▸ Entries
* * *

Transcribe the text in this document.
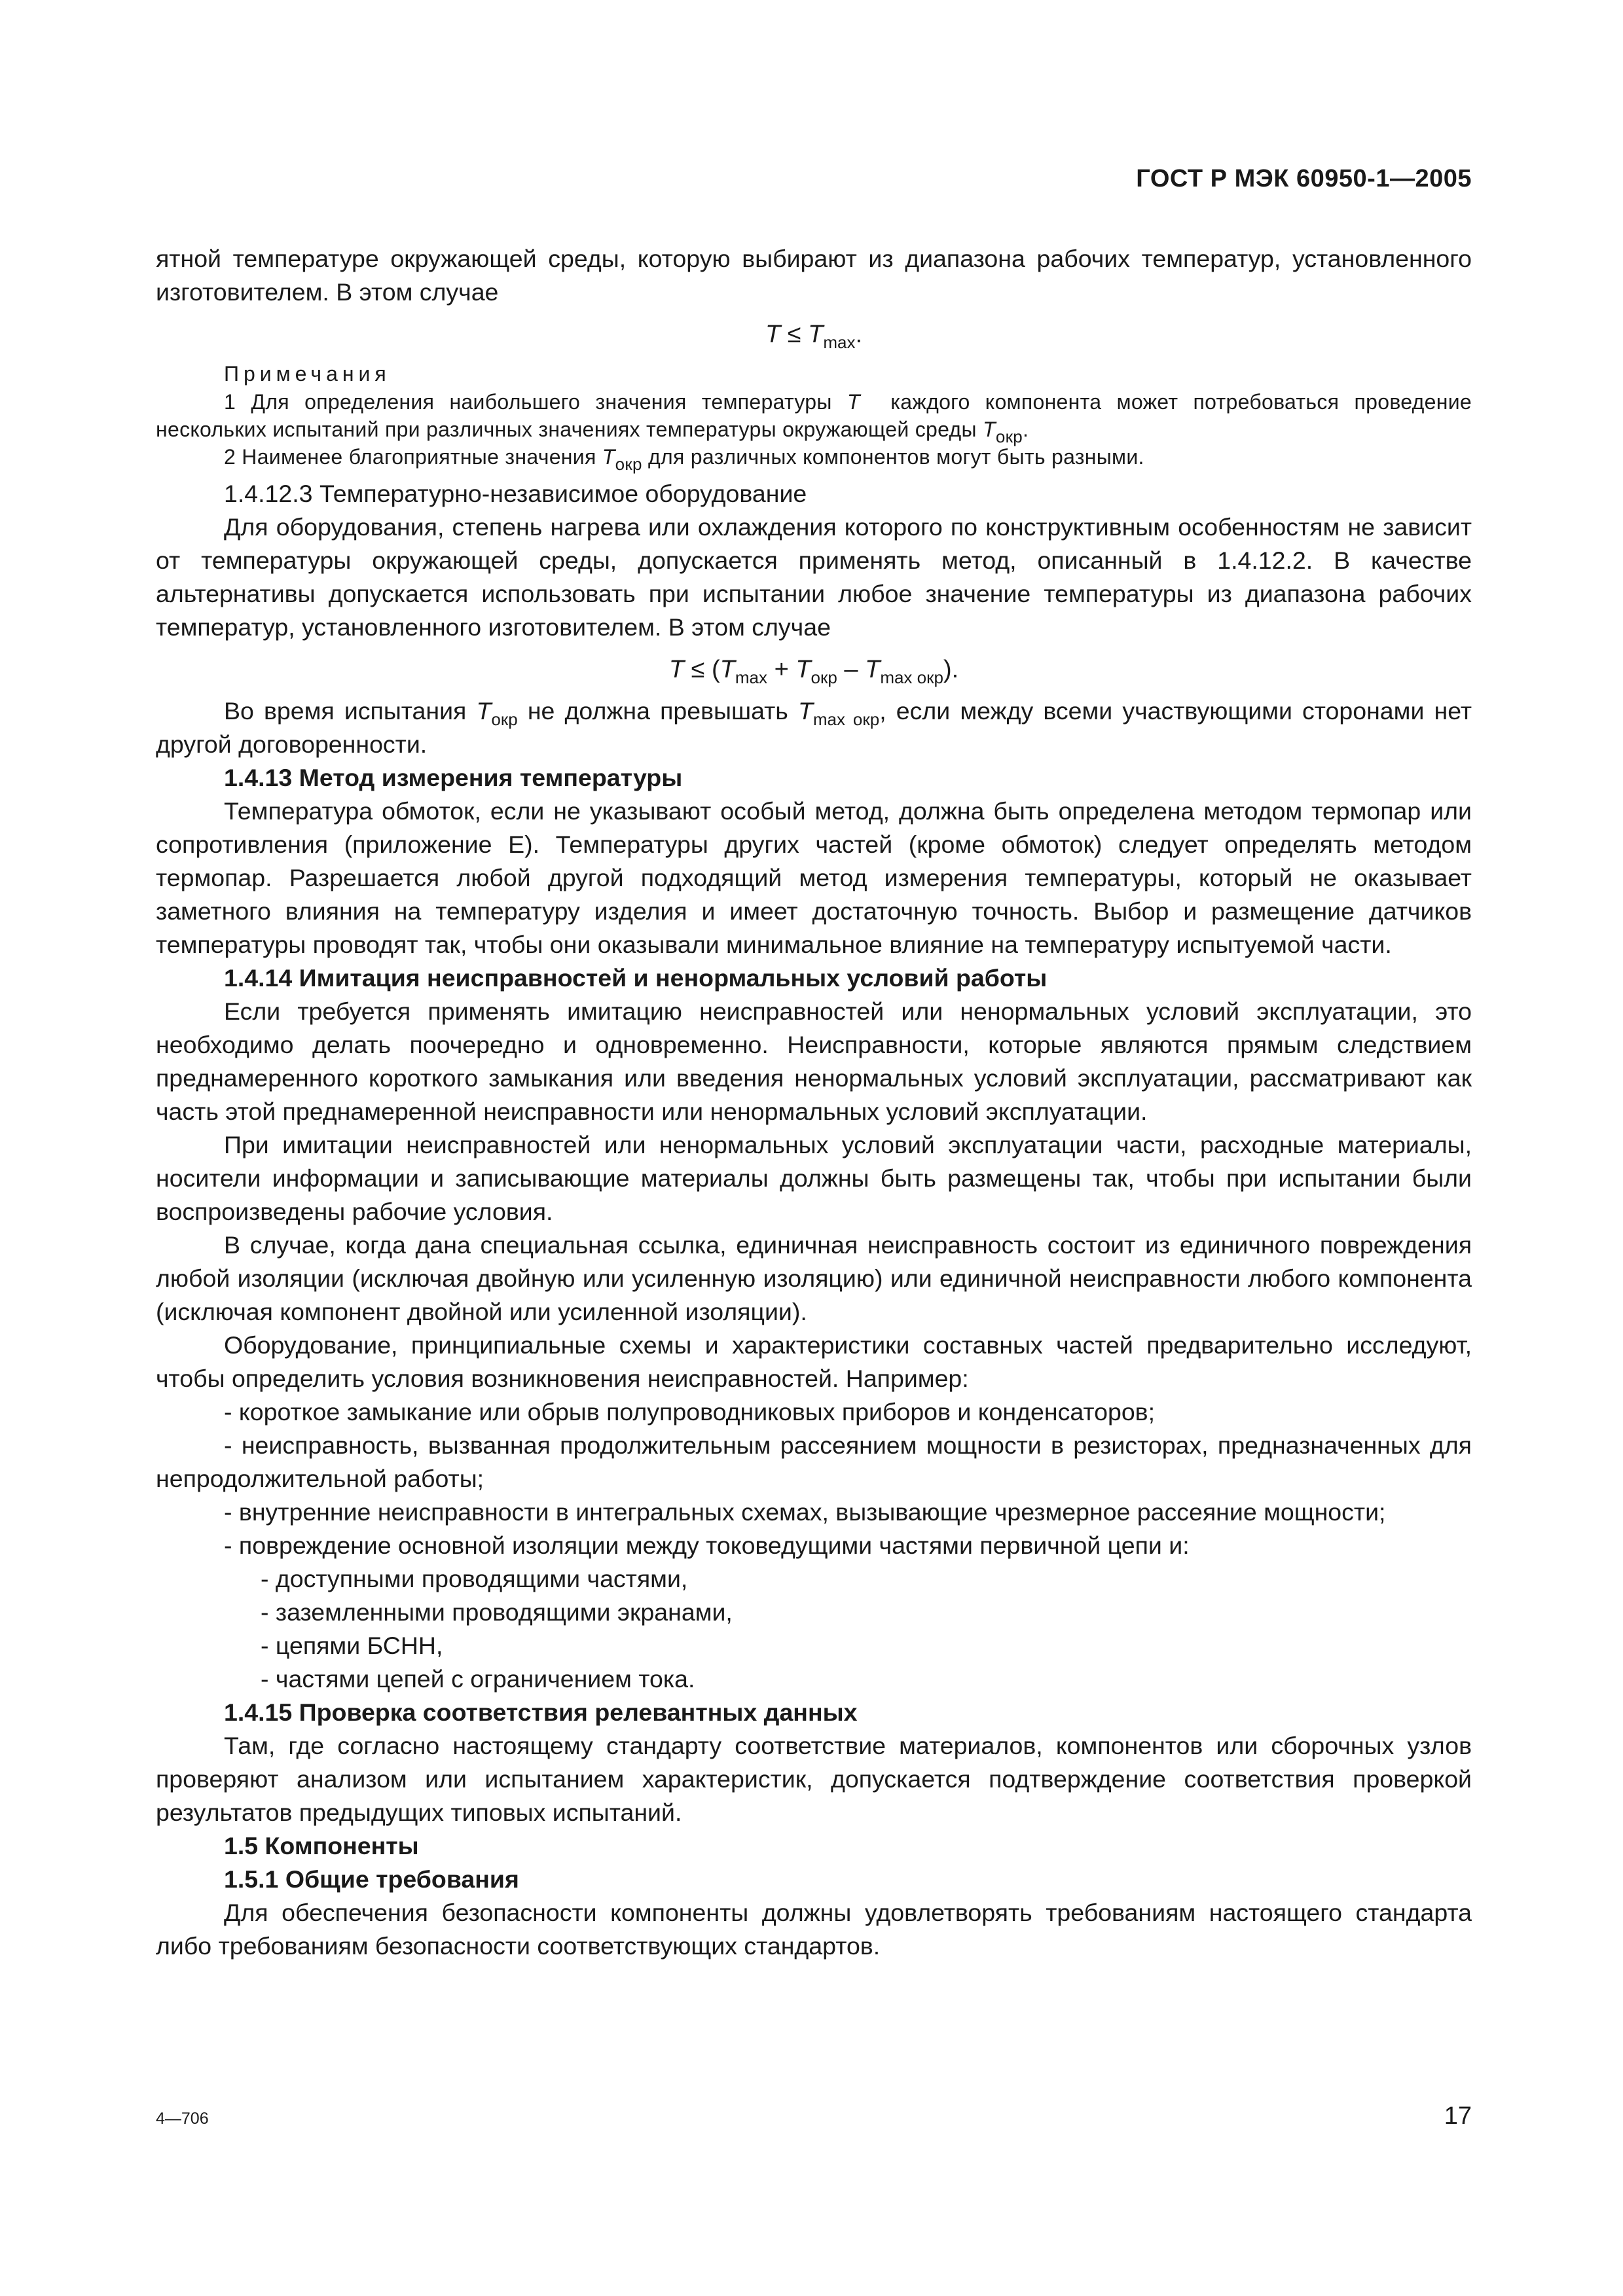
ГОСТ Р МЭК 60950-1—2005

ятной температуре окружающей среды, которую выбирают из диапазона рабочих температур, установленного изготовителем. В этом случае

$T \le T_{max}$.
Примечания

1 Для определения наибольшего значения температуры T  каждого компонента может потребоваться проведение нескольких испытаний при различных значениях температуры окружающей среды $T_{окр}$.

2 Наименее благоприятные значения $T_{окр}$ для различных компонентов могут быть разными.

1.4.12.3 Температурно-независимое оборудование

Для оборудования, степень нагрева или охлаждения которого по конструктивным особенностям не зависит от температуры окружающей среды, допускается применять метод, описанный в 1.4.12.2. В качестве альтернативы допускается использовать при испытании любое значение температуры из диапазона рабочих температур, установленного изготовителем. В этом случае

$T \le (T_{max} + T_{окр} - T_{max окр})$.

Во время испытания $T_{окр}$ не должна превышать $T_{max окр}$, если между всеми участвующими сторонами нет другой договоренности.

1.4.13 Метод измерения температуры

Температура обмоток, если не указывают особый метод, должна быть определена методом термопар или сопротивления (приложение Е). Температуры других частей (кроме обмоток) следует определять методом термопар. Разрешается любой другой подходящий метод измерения температуры, который не оказывает заметного влияния на температуру изделия и имеет достаточную точность. Выбор и размещение датчиков температуры проводят так, чтобы они оказывали минимальное влияние на температуру испытуемой части.

1.4.14 Имитация неисправностей и ненормальных условий работы

Если требуется применять имитацию неисправностей или ненормальных условий эксплуатации, это необходимо делать поочередно и одновременно. Неисправности, которые являются прямым следствием преднамеренного короткого замыкания или введения ненормальных условий эксплуатации, рассматривают как часть этой преднамеренной неисправности или ненормальных условий эксплуатации.

При имитации неисправностей или ненормальных условий эксплуатации части, расходные материалы, носители информации и записывающие материалы должны быть размещены так, чтобы при испытании были воспроизведены рабочие условия.

В случае, когда дана специальная ссылка, единичная неисправность состоит из единичного повреждения любой изоляции (исключая двойную или усиленную изоляцию) или единичной неисправности любого компонента (исключая компонент двойной или усиленной изоляции).

Оборудование, принципиальные схемы и характеристики составных частей предварительно исследуют, чтобы определить условия возникновения неисправностей. Например:

- короткое замыкание или обрыв полупроводниковых приборов и конденсаторов;

- неисправность, вызванная продолжительным рассеянием мощности в резисторах, предназначенных для непродолжительной работы;

- внутренние неисправности в интегральных схемах, вызывающие чрезмерное рассеяние мощности;

- повреждение основной изоляции между токоведущими частями первичной цепи и:

- доступными проводящими частями,

- заземленными проводящими экранами,

- цепями БСНН,

- частями цепей с ограничением тока.

1.4.15 Проверка соответствия релевантных данных

Там, где согласно настоящему стандарту соответствие материалов, компонентов или сборочных узлов проверяют анализом или испытанием характеристик, допускается подтверждение соответствия проверкой результатов предыдущих типовых испытаний.

1.5 Компоненты

1.5.1 Общие требования

Для обеспечения безопасности компоненты должны удовлетворять требованиям настоящего стандарта либо требованиям безопасности соответствующих стандартов.

4—706	17
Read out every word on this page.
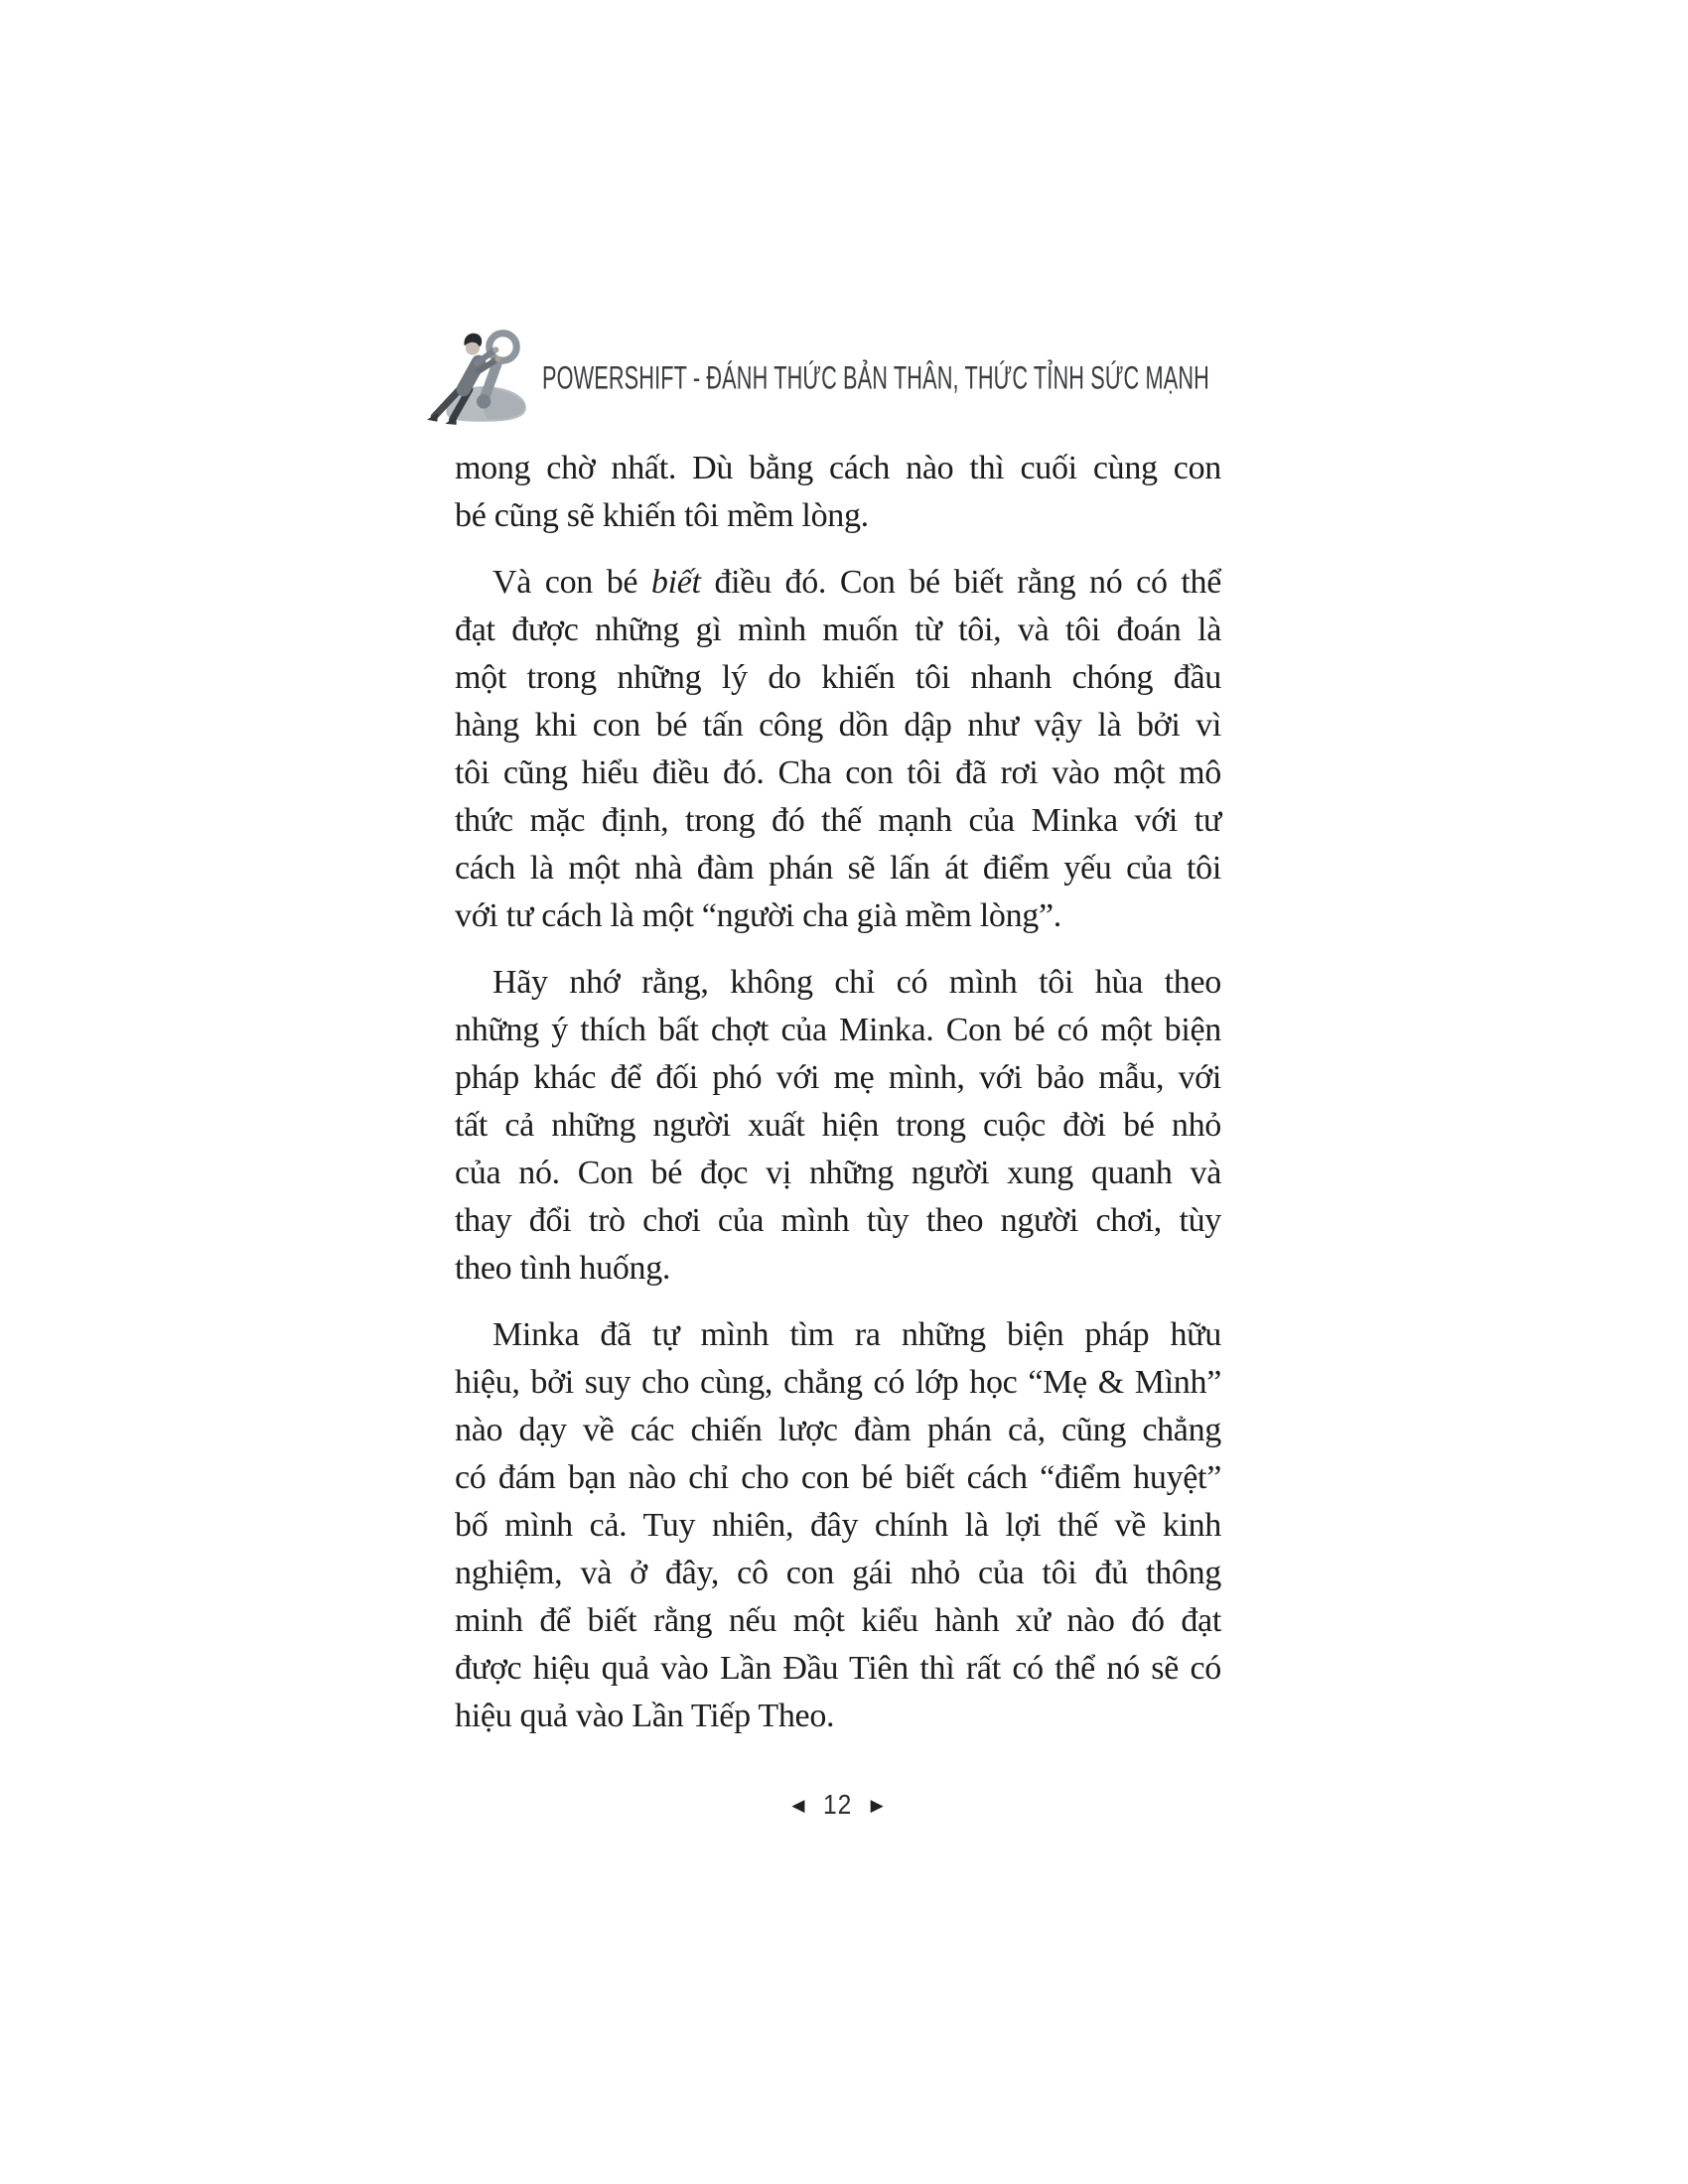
POWERSHIFT - ĐÁNH THỨC BẢN THÂN, THỨC TỈNH SỨC MẠNH
mong chờ nhất. Dù bằng cách nào thì cuối cùng con
bé cũng sẽ khiến tôi mềm lòng.
Và con bé biết điều đó. Con bé biết rằng nó có thể
đạt được những gì mình muốn từ tôi, và tôi đoán là
một trong những lý do khiến tôi nhanh chóng đầu
hàng khi con bé tấn công dồn dập như vậy là bởi vì
tôi cũng hiểu điều đó. Cha con tôi đã rơi vào một mô
thức mặc định, trong đó thế mạnh của Minka với tư
cách là một nhà đàm phán sẽ lấn át điểm yếu của tôi
với tư cách là một “người cha già mềm lòng”.
Hãy nhớ rằng, không chỉ có mình tôi hùa theo
những ý thích bất chợt của Minka. Con bé có một biện
pháp khác để đối phó với mẹ mình, với bảo mẫu, với
tất cả những người xuất hiện trong cuộc đời bé nhỏ
của nó. Con bé đọc vị những người xung quanh và
thay đổi trò chơi của mình tùy theo người chơi, tùy
theo tình huống.
Minka đã tự mình tìm ra những biện pháp hữu
hiệu, bởi suy cho cùng, chẳng có lớp học “Mẹ & Mình”
nào dạy về các chiến lược đàm phán cả, cũng chẳng
có đám bạn nào chỉ cho con bé biết cách “điểm huyệt”
bố mình cả. Tuy nhiên, đây chính là lợi thế về kinh
nghiệm, và ở đây, cô con gái nhỏ của tôi đủ thông
minh để biết rằng nếu một kiểu hành xử nào đó đạt
được hiệu quả vào Lần Đầu Tiên thì rất có thể nó sẽ có
hiệu quả vào Lần Tiếp Theo.
◀ 12 ▶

* * *

▸ What is asked
Determine how many lines of the entries above carry the string "установленного", and give that number alone.

▸ The response
2